Report only the number of lines in this material that include the string "ufsc".

>> Start RECORDS SUPPLIED

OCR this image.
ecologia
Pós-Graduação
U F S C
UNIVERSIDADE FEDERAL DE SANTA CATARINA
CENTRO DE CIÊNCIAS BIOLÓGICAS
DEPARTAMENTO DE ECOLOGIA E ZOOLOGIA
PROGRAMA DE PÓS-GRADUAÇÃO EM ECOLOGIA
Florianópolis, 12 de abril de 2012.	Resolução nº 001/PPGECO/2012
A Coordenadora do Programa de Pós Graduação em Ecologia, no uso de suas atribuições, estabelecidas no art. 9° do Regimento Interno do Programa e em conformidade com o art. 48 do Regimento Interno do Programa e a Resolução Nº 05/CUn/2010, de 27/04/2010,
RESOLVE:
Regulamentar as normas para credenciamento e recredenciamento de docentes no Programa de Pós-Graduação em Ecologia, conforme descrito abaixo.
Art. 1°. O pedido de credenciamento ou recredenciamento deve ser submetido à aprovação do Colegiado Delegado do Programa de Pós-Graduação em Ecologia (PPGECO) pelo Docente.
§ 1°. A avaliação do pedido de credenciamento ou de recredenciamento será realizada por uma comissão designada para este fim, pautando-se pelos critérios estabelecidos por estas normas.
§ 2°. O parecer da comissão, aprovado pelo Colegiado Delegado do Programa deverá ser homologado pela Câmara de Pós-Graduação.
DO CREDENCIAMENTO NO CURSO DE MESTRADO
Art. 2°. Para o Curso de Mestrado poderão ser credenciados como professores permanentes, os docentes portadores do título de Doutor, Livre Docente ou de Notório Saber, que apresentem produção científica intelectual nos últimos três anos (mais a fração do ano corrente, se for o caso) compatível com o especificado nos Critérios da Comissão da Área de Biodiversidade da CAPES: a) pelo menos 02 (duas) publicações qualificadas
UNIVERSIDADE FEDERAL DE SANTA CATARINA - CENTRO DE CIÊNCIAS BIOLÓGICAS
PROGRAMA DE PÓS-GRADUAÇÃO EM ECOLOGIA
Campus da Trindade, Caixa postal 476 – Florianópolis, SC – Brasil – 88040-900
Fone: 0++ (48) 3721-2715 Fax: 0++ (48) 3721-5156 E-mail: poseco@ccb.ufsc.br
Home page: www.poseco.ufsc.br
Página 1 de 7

>> End RECORDS SUPPLIED
>> Start RECORDS SUPPLIED

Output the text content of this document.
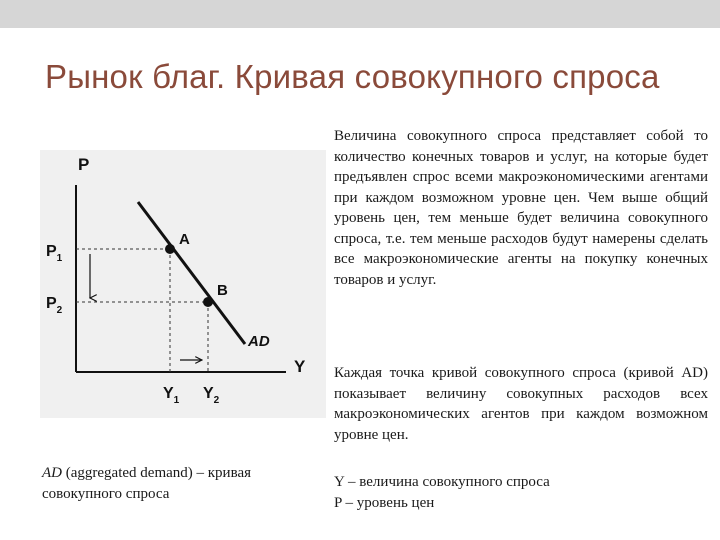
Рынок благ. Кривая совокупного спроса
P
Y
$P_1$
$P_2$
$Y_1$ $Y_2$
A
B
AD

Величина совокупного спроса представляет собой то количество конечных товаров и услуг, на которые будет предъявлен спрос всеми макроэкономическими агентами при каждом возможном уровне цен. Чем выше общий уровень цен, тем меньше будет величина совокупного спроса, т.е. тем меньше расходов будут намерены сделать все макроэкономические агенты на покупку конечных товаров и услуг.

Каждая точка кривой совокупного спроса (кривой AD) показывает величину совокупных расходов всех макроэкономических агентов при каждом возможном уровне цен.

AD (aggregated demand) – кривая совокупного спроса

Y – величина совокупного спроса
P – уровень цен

>> End RECORDS SUPPLIED
>> Start RECORDS SUPPLIED

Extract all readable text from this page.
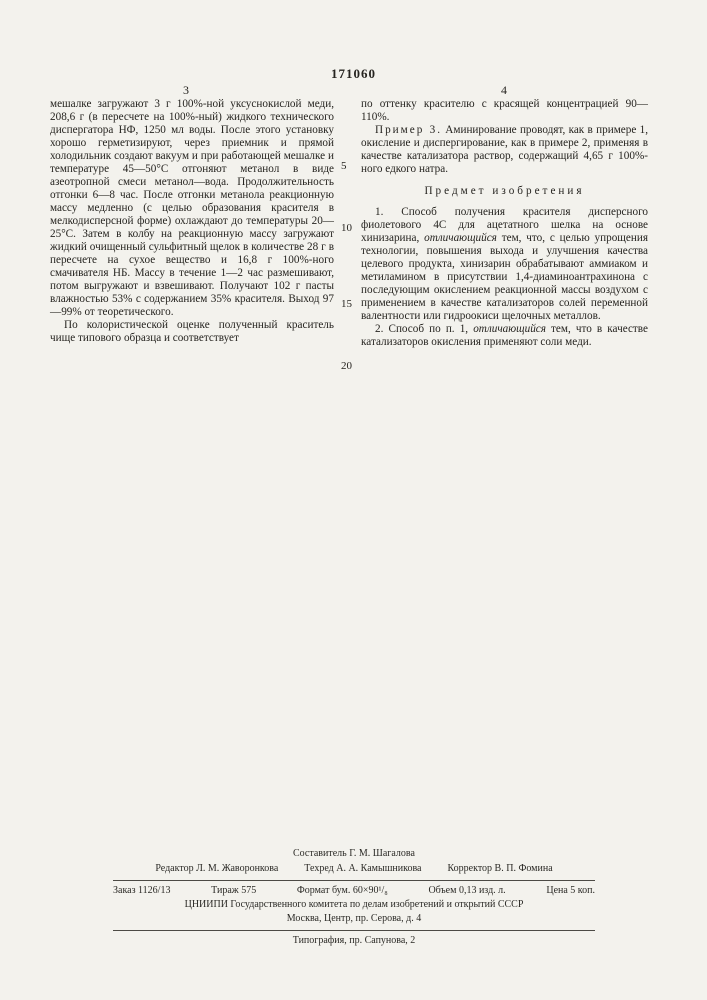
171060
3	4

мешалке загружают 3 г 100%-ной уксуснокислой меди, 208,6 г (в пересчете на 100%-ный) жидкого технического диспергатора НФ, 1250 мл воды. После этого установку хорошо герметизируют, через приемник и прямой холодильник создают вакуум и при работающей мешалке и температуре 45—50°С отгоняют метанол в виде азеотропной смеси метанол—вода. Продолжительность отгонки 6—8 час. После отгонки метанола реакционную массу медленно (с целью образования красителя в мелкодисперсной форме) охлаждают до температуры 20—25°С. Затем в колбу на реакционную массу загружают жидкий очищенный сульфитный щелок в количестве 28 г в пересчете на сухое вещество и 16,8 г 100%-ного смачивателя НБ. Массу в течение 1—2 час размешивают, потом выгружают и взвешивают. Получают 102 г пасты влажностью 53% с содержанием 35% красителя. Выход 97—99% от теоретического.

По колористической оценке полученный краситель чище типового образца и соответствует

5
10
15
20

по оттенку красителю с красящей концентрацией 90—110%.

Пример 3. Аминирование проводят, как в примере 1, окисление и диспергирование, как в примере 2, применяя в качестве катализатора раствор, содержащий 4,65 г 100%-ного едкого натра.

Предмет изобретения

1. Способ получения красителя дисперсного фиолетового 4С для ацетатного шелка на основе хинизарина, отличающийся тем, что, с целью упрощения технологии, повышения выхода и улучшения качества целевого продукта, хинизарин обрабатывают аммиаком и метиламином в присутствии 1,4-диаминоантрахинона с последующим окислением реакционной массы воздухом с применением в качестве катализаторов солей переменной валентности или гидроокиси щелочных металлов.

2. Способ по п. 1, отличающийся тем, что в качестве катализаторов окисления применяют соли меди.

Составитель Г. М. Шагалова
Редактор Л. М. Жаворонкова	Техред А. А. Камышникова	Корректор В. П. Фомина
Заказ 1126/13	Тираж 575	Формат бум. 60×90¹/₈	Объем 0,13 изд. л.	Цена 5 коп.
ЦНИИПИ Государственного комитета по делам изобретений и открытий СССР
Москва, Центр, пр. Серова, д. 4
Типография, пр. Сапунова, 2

>> End RECORDS SUPPLIED

• ANSWER TO THE EXERCISE: 2